Work out how many lines hold "ZAKOPANEM". Give the number and nothing else.

[BEGIN DATA TO PROCESS]

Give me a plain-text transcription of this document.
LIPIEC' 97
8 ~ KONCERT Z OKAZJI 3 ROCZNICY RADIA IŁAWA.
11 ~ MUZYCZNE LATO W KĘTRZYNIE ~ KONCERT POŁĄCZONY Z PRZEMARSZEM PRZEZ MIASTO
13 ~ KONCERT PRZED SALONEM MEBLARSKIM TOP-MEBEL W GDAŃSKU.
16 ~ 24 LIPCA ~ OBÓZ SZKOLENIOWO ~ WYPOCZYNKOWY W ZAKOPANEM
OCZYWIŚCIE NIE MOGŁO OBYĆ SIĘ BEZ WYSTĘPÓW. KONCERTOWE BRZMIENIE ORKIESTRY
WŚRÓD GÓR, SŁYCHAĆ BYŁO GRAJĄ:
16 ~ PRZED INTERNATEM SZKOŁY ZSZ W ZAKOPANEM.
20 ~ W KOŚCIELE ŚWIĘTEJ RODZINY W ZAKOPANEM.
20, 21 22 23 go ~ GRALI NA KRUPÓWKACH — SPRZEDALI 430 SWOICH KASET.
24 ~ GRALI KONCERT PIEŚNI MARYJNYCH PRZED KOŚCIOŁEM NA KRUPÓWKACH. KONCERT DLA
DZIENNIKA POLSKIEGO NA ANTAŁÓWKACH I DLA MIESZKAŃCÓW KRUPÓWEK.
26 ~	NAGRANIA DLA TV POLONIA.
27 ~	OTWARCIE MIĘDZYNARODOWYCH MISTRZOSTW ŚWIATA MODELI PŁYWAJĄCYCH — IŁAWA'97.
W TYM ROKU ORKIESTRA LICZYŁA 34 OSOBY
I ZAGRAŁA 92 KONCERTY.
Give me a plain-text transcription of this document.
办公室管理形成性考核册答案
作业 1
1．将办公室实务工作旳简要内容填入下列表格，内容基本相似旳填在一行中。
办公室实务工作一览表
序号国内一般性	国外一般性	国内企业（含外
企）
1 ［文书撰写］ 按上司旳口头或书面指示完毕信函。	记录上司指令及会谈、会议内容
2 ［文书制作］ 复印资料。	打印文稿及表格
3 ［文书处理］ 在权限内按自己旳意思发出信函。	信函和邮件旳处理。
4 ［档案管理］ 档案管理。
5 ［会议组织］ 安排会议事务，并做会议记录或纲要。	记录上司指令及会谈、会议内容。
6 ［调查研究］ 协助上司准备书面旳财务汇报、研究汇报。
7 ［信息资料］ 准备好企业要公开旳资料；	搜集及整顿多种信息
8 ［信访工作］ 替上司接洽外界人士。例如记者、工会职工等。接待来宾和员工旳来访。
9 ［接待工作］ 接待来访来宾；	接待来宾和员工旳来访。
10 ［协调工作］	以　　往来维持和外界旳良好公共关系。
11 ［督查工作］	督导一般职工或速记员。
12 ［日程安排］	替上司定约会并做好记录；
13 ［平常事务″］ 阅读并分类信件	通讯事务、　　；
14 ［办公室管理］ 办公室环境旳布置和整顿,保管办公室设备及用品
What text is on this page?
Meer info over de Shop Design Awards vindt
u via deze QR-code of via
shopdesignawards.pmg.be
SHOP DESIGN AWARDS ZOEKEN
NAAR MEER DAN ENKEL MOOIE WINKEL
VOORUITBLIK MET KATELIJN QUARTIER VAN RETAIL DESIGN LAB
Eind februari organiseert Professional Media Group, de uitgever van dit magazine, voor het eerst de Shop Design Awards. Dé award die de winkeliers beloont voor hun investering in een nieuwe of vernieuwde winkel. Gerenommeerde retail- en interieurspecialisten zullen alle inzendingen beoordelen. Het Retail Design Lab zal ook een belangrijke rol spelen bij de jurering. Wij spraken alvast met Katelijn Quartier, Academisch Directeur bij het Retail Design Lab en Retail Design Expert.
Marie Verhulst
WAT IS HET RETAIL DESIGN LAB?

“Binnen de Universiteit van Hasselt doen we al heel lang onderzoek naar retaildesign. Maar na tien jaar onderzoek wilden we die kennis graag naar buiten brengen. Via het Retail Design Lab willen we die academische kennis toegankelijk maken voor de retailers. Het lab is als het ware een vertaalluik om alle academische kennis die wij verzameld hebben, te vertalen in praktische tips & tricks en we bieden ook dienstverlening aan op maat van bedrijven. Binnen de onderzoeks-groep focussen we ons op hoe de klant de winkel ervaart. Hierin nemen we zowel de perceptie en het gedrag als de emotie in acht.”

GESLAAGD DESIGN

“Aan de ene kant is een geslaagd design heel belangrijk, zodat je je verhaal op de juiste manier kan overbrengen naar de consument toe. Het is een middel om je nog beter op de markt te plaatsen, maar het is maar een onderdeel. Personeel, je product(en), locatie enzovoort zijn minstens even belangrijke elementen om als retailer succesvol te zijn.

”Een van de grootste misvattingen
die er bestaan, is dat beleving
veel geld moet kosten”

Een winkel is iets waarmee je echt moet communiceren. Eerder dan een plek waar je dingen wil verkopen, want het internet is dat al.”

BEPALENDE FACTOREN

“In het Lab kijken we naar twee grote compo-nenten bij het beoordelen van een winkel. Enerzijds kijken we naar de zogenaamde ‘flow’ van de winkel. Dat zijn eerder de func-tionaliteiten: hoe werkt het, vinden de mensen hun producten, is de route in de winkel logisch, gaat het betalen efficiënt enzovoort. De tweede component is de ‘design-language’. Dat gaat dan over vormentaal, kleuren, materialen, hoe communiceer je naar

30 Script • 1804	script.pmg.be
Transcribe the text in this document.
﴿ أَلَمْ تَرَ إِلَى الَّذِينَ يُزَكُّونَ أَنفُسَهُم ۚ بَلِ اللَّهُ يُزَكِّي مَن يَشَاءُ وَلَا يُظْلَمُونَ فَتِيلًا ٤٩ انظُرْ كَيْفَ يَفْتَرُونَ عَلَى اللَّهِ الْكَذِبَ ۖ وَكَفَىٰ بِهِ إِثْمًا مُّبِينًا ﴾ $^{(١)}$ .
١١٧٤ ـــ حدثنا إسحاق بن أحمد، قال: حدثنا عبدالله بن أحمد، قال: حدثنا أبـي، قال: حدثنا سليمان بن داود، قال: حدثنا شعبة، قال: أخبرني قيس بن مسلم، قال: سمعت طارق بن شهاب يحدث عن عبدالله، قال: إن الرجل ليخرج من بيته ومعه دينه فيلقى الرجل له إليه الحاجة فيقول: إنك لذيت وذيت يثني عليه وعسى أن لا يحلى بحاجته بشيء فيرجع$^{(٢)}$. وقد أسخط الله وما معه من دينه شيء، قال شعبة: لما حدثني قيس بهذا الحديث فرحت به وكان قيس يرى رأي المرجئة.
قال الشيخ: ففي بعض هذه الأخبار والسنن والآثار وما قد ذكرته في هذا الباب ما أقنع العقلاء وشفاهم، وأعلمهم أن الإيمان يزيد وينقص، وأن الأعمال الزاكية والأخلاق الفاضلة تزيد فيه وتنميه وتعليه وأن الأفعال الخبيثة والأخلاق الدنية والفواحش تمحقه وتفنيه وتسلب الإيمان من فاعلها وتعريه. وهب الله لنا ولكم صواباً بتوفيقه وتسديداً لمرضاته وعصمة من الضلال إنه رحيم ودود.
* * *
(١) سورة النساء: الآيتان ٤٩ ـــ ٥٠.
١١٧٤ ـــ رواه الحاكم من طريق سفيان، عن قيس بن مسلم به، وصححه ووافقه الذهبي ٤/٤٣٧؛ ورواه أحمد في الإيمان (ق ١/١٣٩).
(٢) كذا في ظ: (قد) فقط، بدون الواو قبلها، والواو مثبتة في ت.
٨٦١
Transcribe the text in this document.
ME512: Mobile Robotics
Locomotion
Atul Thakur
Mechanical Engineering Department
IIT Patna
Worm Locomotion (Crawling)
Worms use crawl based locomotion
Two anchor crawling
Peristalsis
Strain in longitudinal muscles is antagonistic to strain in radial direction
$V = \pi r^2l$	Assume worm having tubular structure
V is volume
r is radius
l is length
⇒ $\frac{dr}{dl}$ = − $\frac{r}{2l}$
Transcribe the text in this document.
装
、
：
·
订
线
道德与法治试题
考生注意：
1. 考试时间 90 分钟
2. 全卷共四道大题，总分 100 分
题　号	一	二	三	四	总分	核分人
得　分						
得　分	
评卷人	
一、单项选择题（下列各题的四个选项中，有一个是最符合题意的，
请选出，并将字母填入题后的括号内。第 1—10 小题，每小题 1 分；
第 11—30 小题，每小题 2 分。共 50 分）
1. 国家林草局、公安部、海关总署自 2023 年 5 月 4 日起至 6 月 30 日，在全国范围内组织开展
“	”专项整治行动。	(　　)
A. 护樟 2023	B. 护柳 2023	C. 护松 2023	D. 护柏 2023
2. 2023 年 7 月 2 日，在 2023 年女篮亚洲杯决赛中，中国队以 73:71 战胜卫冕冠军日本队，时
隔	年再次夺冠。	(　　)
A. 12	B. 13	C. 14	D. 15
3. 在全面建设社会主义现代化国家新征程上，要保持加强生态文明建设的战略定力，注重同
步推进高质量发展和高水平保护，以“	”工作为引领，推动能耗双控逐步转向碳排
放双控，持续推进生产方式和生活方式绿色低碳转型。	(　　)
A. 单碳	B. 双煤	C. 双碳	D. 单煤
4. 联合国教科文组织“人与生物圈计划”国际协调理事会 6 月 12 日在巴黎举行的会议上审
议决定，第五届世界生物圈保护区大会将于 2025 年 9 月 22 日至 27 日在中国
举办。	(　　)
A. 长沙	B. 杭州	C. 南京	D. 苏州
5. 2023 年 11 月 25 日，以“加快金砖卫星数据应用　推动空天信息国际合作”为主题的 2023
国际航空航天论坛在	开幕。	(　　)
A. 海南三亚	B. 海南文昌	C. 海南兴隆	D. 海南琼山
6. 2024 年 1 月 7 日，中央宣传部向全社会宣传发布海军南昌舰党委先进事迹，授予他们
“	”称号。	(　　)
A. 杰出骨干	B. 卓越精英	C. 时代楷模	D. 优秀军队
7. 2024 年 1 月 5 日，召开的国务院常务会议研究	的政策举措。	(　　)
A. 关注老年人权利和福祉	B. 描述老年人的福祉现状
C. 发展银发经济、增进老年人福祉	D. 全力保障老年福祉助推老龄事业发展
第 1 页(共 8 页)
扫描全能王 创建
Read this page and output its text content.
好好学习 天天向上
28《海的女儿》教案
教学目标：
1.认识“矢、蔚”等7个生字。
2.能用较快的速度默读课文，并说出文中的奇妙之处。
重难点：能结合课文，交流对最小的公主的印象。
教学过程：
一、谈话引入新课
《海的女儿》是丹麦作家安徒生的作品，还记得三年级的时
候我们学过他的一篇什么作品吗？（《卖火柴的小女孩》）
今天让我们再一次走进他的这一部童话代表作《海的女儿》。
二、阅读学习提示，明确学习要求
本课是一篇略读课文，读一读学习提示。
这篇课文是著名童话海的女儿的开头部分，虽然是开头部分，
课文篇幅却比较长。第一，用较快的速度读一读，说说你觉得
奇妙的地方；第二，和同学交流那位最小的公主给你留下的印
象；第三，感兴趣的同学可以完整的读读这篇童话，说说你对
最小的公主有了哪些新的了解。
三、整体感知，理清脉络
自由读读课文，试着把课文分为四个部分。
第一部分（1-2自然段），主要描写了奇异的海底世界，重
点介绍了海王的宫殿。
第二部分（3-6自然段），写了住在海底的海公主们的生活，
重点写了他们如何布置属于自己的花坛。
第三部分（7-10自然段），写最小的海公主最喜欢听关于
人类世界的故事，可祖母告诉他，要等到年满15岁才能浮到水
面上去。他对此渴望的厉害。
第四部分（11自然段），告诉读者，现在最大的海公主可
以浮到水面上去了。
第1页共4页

[END DATA TO PROCESS]

■ RESPONSE FOR THIS EXERCISE
3